## Stated problem
Within the listing below, locate all lines containing the word "title". Copy each one.

## Dataset content
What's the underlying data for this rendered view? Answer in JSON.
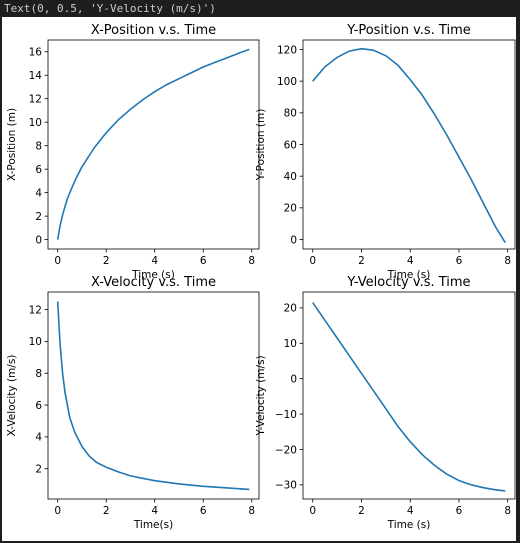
{
  "output": {
    "text": "Text(0, 0.5, 'Y-Velocity (m/s)')"
  },
  "colors": {
    "line": "#1f77b4",
    "output_bg": "#1e1e1e",
    "output_text": "#cccccc"
  },
  "chart_data": [
    {
      "type": "line",
      "title": "X-Position v.s. Time",
      "xlabel": "Time (s)",
      "ylabel": "X-Position (m)",
      "xlim": [
        -0.4,
        8.3
      ],
      "ylim": [
        -0.8,
        17.0
      ],
      "xticks": [
        0,
        2,
        4,
        6,
        8
      ],
      "yticks": [
        0,
        2,
        4,
        6,
        8,
        10,
        12,
        14,
        16
      ],
      "x": [
        0,
        0.1,
        0.2,
        0.4,
        0.6,
        0.8,
        1.0,
        1.5,
        2.0,
        2.5,
        3.0,
        3.5,
        4.0,
        4.5,
        5.0,
        5.5,
        6.0,
        6.5,
        7.0,
        7.5,
        7.9
      ],
      "y": [
        0,
        1.2,
        2.1,
        3.5,
        4.5,
        5.4,
        6.2,
        7.8,
        9.1,
        10.2,
        11.1,
        11.9,
        12.6,
        13.2,
        13.7,
        14.2,
        14.7,
        15.1,
        15.5,
        15.9,
        16.2
      ]
    },
    {
      "type": "line",
      "title": "Y-Position v.s. Time",
      "xlabel": "Time (s)",
      "ylabel": "Y-Position (m)",
      "xlim": [
        -0.4,
        8.3
      ],
      "ylim": [
        -6.0,
        126.0
      ],
      "xticks": [
        0,
        2,
        4,
        6,
        8
      ],
      "yticks": [
        0,
        20,
        40,
        60,
        80,
        100,
        120
      ],
      "x": [
        0,
        0.5,
        1.0,
        1.5,
        2.0,
        2.5,
        3.0,
        3.5,
        4.0,
        4.5,
        5.0,
        5.5,
        6.0,
        6.5,
        7.0,
        7.5,
        7.9
      ],
      "y": [
        100,
        109,
        115,
        119,
        120.5,
        119.5,
        116,
        110,
        101,
        91,
        79,
        66,
        52,
        38,
        23,
        8,
        -2
      ]
    },
    {
      "type": "line",
      "title": "X-Velocity v.s. Time",
      "xlabel": "Time(s)",
      "ylabel": "X-Velocity (m/s)",
      "xlim": [
        -0.4,
        8.3
      ],
      "ylim": [
        0.1,
        13.1
      ],
      "xticks": [
        0,
        2,
        4,
        6,
        8
      ],
      "yticks": [
        2,
        4,
        6,
        8,
        10,
        12
      ],
      "x": [
        0,
        0.1,
        0.2,
        0.3,
        0.5,
        0.7,
        1.0,
        1.3,
        1.6,
        2.0,
        2.5,
        3.0,
        3.5,
        4.0,
        5.0,
        6.0,
        7.0,
        7.9
      ],
      "y": [
        12.5,
        9.8,
        8.0,
        6.8,
        5.2,
        4.3,
        3.4,
        2.8,
        2.4,
        2.1,
        1.8,
        1.55,
        1.4,
        1.25,
        1.05,
        0.9,
        0.8,
        0.7
      ]
    },
    {
      "type": "line",
      "title": "Y-Velocity v.s. Time",
      "xlabel": "Time (s)",
      "ylabel": "Y-Velocity (m/s)",
      "xlim": [
        -0.4,
        8.3
      ],
      "ylim": [
        -34.0,
        24.5
      ],
      "xticks": [
        0,
        2,
        4,
        6,
        8
      ],
      "yticks": [
        -30,
        -20,
        -10,
        0,
        10,
        20
      ],
      "x": [
        0,
        0.5,
        1.0,
        1.5,
        2.0,
        2.5,
        3.0,
        3.5,
        4.0,
        4.5,
        5.0,
        5.5,
        6.0,
        6.5,
        7.0,
        7.5,
        7.9
      ],
      "y": [
        21.5,
        16.5,
        11.5,
        6.5,
        1.5,
        -3.5,
        -8.5,
        -13.5,
        -17.8,
        -21.5,
        -24.5,
        -27.0,
        -28.8,
        -30.0,
        -30.8,
        -31.4,
        -31.7
      ]
    }
  ]
}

## Exercise result
      "title": "X-Position v.s. Time",
      "title": "Y-Position v.s. Time",
      "title": "X-Velocity v.s. Time",
      "title": "Y-Velocity v.s. Time",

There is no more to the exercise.